• TASK DETAILS: In the data below, locate each line with the word "Valoare" and list it.

↓↓↓

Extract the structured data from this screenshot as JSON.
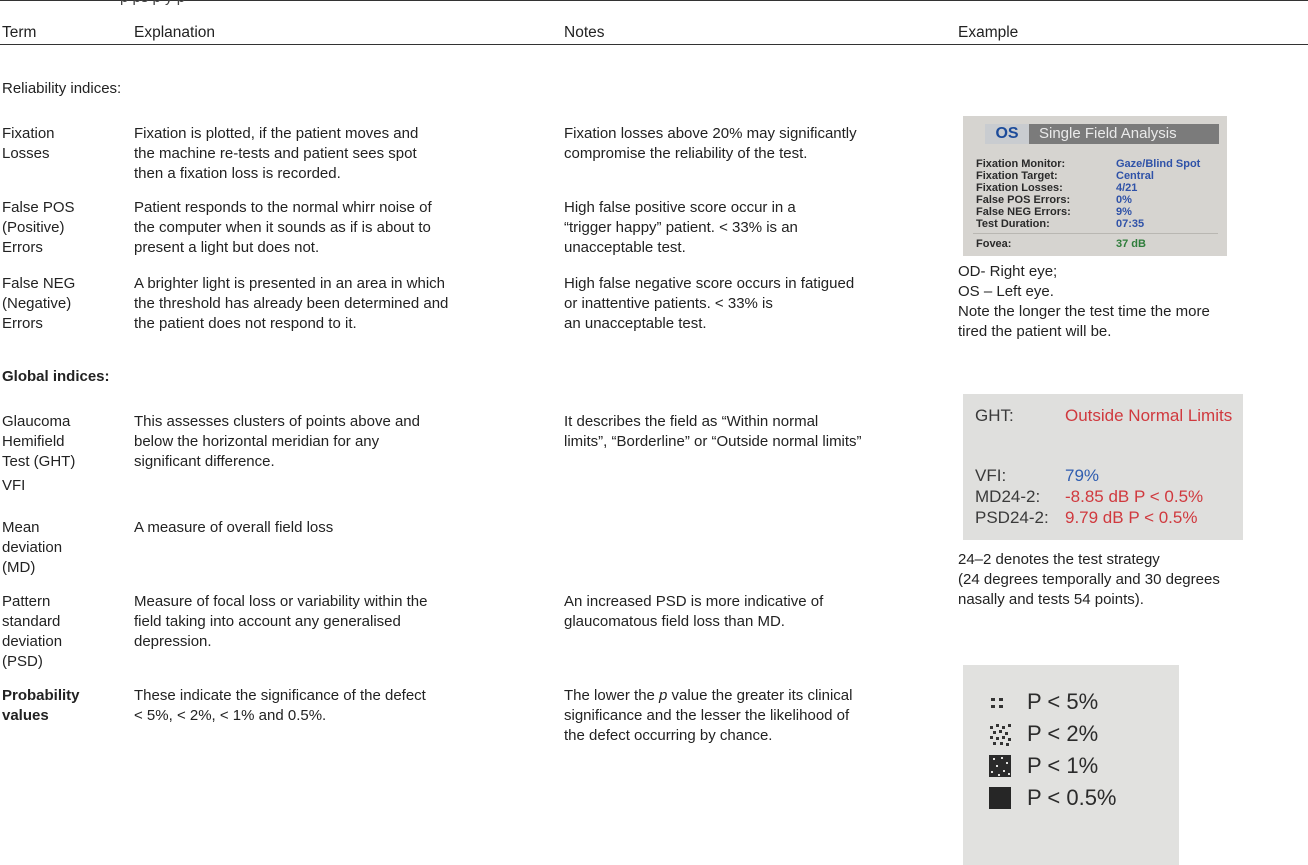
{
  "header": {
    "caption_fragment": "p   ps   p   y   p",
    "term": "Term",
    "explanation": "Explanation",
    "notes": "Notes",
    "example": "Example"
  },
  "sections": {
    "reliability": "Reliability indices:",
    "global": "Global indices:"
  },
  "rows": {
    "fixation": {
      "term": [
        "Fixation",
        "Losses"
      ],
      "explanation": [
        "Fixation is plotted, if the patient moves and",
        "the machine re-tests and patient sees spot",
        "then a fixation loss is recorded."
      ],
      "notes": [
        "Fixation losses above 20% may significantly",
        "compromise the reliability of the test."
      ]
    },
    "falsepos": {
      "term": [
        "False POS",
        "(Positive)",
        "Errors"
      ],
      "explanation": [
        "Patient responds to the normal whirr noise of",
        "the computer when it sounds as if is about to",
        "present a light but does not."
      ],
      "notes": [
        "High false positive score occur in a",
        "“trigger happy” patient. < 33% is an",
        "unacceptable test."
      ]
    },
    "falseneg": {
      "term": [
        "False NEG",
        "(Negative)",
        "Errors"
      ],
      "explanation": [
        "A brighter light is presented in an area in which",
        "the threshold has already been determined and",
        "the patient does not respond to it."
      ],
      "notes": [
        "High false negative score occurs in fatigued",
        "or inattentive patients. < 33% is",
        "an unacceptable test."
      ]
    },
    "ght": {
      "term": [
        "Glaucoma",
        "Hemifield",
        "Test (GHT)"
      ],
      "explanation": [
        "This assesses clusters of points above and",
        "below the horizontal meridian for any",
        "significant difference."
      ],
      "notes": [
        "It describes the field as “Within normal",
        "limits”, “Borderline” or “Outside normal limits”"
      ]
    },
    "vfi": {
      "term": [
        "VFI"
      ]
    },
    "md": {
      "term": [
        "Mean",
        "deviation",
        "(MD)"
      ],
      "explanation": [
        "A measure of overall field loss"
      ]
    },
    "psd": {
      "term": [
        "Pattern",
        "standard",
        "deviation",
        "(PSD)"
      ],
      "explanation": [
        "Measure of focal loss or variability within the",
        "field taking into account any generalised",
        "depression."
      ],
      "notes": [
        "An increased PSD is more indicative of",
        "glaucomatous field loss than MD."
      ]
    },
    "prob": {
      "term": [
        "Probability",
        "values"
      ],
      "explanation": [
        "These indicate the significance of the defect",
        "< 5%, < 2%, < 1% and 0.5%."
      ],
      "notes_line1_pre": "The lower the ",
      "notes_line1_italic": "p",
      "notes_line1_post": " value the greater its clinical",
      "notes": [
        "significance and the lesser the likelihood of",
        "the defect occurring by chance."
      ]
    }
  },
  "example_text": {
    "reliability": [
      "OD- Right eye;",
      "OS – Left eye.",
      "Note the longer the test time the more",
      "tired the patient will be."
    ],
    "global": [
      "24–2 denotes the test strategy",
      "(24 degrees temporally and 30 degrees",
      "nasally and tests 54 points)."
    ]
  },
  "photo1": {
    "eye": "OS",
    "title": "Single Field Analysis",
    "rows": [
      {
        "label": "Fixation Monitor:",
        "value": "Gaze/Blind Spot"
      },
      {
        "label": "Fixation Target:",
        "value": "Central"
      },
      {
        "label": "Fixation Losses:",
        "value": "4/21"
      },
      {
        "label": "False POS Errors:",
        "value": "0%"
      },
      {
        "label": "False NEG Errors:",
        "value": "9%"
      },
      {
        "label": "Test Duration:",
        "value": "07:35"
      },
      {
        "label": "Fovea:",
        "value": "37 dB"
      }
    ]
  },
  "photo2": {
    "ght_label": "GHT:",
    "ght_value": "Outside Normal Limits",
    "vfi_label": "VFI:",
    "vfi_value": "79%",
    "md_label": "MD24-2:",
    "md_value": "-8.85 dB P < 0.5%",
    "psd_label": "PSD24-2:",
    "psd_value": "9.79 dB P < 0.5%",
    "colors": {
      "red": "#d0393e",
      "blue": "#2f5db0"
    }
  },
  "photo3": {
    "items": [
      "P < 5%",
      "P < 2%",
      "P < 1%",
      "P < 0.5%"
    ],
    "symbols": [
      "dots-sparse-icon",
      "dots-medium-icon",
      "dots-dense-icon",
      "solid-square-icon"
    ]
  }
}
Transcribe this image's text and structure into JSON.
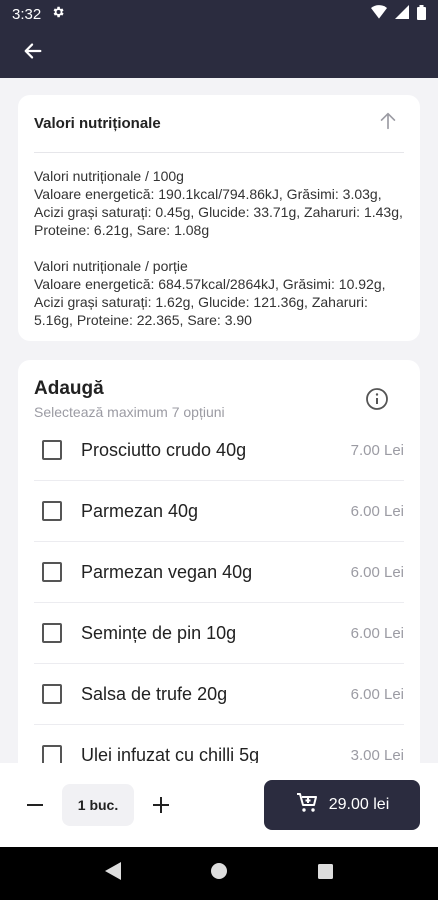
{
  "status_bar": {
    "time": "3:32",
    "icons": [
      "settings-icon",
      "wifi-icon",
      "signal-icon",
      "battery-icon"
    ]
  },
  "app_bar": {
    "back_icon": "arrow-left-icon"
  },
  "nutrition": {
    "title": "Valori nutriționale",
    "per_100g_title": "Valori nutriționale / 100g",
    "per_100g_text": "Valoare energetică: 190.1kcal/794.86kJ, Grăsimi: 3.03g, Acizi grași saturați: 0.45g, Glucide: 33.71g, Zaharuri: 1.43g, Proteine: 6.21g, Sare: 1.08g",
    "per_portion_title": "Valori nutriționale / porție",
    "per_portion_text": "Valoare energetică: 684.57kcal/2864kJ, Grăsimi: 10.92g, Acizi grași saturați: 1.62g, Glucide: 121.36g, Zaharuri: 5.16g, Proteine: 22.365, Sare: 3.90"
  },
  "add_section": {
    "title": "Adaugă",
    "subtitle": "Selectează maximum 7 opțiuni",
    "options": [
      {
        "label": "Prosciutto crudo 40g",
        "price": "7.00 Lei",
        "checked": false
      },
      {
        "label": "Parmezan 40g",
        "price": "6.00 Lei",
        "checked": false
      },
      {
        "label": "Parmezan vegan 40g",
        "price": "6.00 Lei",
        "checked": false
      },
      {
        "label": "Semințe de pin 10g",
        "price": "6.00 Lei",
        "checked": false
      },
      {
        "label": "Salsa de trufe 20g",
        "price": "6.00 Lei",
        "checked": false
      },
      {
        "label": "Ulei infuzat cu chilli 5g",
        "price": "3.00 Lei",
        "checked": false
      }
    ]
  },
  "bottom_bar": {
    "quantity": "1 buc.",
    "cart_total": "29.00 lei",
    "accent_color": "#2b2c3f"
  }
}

↑↑↑

• ANSWER TO THIS EXERCISE:
    "per_100g_text": "Valoare energetică: 190.1kcal/794.86kJ, Grăsimi: 3.03g, Acizi grași saturați: 0.45g, Glucide: 33.71g, Zaharuri: 1.43g, Proteine: 6.21g, Sare: 1.08g",
    "per_portion_text": "Valoare energetică: 684.57kcal/2864kJ, Grăsimi: 10.92g, Acizi grași saturați: 1.62g, Glucide: 121.36g, Zaharuri: 5.16g, Proteine: 22.365, Sare: 3.90"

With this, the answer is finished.